---- EXTRACTED MATERIAL
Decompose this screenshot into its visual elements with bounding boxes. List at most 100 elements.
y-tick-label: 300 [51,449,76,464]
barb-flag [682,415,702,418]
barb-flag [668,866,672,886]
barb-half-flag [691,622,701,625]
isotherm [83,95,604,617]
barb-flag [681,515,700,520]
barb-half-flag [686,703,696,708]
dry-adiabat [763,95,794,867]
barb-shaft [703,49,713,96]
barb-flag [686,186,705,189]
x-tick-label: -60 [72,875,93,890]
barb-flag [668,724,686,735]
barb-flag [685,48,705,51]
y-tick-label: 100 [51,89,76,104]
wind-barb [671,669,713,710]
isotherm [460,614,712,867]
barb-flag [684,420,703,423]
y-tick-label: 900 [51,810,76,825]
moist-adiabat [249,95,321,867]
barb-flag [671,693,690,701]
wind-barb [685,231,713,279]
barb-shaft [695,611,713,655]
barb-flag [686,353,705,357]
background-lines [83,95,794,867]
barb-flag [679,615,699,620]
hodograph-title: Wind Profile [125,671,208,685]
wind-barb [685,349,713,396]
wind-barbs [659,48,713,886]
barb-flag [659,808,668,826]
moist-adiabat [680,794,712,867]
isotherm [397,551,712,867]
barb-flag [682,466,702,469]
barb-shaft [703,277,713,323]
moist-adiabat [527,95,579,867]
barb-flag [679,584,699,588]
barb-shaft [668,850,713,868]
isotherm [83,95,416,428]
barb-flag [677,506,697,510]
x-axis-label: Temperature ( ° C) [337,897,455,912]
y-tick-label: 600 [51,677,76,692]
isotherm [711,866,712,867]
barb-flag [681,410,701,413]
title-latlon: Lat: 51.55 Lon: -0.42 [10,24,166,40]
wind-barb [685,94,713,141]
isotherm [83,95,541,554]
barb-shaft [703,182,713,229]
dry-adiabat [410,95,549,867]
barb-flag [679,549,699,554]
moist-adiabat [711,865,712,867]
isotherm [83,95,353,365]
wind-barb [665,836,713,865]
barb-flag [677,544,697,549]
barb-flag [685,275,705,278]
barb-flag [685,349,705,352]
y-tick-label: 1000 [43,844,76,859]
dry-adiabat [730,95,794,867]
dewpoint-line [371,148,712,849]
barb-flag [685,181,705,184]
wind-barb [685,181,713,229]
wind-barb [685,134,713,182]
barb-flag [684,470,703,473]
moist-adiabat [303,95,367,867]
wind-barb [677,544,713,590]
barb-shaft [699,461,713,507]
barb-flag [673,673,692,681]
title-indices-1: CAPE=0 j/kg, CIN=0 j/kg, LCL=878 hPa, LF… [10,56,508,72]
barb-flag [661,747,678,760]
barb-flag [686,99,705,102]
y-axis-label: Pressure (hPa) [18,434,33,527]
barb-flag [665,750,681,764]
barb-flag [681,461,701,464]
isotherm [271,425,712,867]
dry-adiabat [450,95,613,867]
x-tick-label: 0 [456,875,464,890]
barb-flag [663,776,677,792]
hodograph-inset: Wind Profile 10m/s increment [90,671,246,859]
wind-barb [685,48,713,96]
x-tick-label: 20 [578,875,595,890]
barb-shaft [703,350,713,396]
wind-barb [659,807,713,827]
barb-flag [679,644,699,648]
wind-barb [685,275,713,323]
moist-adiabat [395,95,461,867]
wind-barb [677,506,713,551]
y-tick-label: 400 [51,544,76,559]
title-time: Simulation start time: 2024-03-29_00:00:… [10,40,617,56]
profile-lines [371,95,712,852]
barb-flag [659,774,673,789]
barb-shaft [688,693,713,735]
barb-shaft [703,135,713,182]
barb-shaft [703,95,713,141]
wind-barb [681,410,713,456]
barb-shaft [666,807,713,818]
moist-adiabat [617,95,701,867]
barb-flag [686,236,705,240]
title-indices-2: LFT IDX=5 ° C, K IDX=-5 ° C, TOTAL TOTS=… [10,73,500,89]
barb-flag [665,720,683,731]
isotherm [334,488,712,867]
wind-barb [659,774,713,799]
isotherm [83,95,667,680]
--------
_YOUR TASK_
Copy out every entry above word for word, with nothing added, dropped, or changed.

_COMPLETED EXERCISE_
Decompose this screenshot into its visual elements with bounding boxes. List at most 100 elements.
y-tick-label: 300 [51,449,76,464]
barb-flag [682,415,702,418]
barb-flag [668,866,672,886]
barb-half-flag [691,622,701,625]
isotherm [83,95,604,617]
barb-flag [681,515,700,520]
barb-half-flag [686,703,696,708]
dry-adiabat [763,95,794,867]
barb-shaft [703,49,713,96]
barb-flag [686,186,705,189]
x-tick-label: -60 [72,875,93,890]
barb-flag [668,724,686,735]
barb-flag [685,48,705,51]
y-tick-label: 100 [51,89,76,104]
wind-barb [671,669,713,710]
isotherm [460,614,712,867]
barb-flag [684,420,703,423]
y-tick-label: 900 [51,810,76,825]
moist-adiabat [249,95,321,867]
barb-flag [671,693,690,701]
wind-barb [685,231,713,279]
barb-shaft [695,611,713,655]
barb-flag [686,353,705,357]
background-lines [83,95,794,867]
barb-flag [679,615,699,620]
hodograph-title: Wind Profile [125,671,208,685]
wind-barb [685,349,713,396]
wind-barbs [659,48,713,886]
barb-flag [659,808,668,826]
moist-adiabat [680,794,712,867]
isotherm [397,551,712,867]
barb-flag [682,466,702,469]
barb-shaft [703,277,713,323]
moist-adiabat [527,95,579,867]
barb-flag [679,584,699,588]
barb-shaft [668,850,713,868]
isotherm [83,95,416,428]
barb-flag [677,506,697,510]
x-axis-label: Temperature ( ° C) [337,897,455,912]
y-tick-label: 600 [51,677,76,692]
isotherm [711,866,712,867]
barb-flag [681,410,701,413]
title-latlon: Lat: 51.55 Lon: -0.42 [10,24,166,40]
wind-barb [685,94,713,141]
isotherm [83,95,541,554]
barb-shaft [703,182,713,229]
dry-adiabat [410,95,549,867]
barb-flag [679,549,699,554]
moist-adiabat [711,865,712,867]
isotherm [83,95,353,365]
wind-barb [665,836,713,865]
barb-flag [677,544,697,549]
barb-flag [685,275,705,278]
barb-flag [685,349,705,352]
y-tick-label: 1000 [43,844,76,859]
dry-adiabat [730,95,794,867]
dewpoint-line [371,148,712,849]
barb-flag [685,181,705,184]
wind-barb [685,181,713,229]
wind-barb [685,134,713,182]
barb-flag [684,470,703,473]
moist-adiabat [303,95,367,867]
wind-barb [677,544,713,590]
barb-shaft [699,461,713,507]
barb-flag [673,673,692,681]
title-indices-1: CAPE=0 j/kg, CIN=0 j/kg, LCL=878 hPa, LF… [10,56,508,72]
barb-flag [661,747,678,760]
barb-flag [686,99,705,102]
y-axis-label: Pressure (hPa) [18,434,33,527]
barb-flag [665,750,681,764]
barb-flag [681,461,701,464]
isotherm [271,425,712,867]
dry-adiabat [450,95,613,867]
x-tick-label: 0 [456,875,464,890]
barb-flag [663,776,677,792]
hodograph-inset: Wind Profile 10m/s increment [90,671,246,859]
wind-barb [685,48,713,96]
x-tick-label: 20 [578,875,595,890]
barb-shaft [703,350,713,396]
wind-barb [659,807,713,827]
barb-flag [679,644,699,648]
wind-barb [685,275,713,323]
moist-adiabat [395,95,461,867]
wind-barb [677,506,713,551]
y-tick-label: 400 [51,544,76,559]
title-time: Simulation start time: 2024-03-29_00:00:… [10,40,617,56]
profile-lines [371,95,712,852]
barb-flag [659,774,673,789]
barb-shaft [688,693,713,735]
barb-shaft [703,135,713,182]
barb-shaft [703,95,713,141]
wind-barb [681,410,713,456]
barb-shaft [666,807,713,818]
moist-adiabat [617,95,701,867]
barb-flag [686,236,705,240]
title-indices-2: LFT IDX=5 ° C, K IDX=-5 ° C, TOTAL TOTS=… [10,73,500,89]
barb-flag [665,720,683,731]
isotherm [334,488,712,867]
wind-barb [659,774,713,799]
isotherm [83,95,667,680]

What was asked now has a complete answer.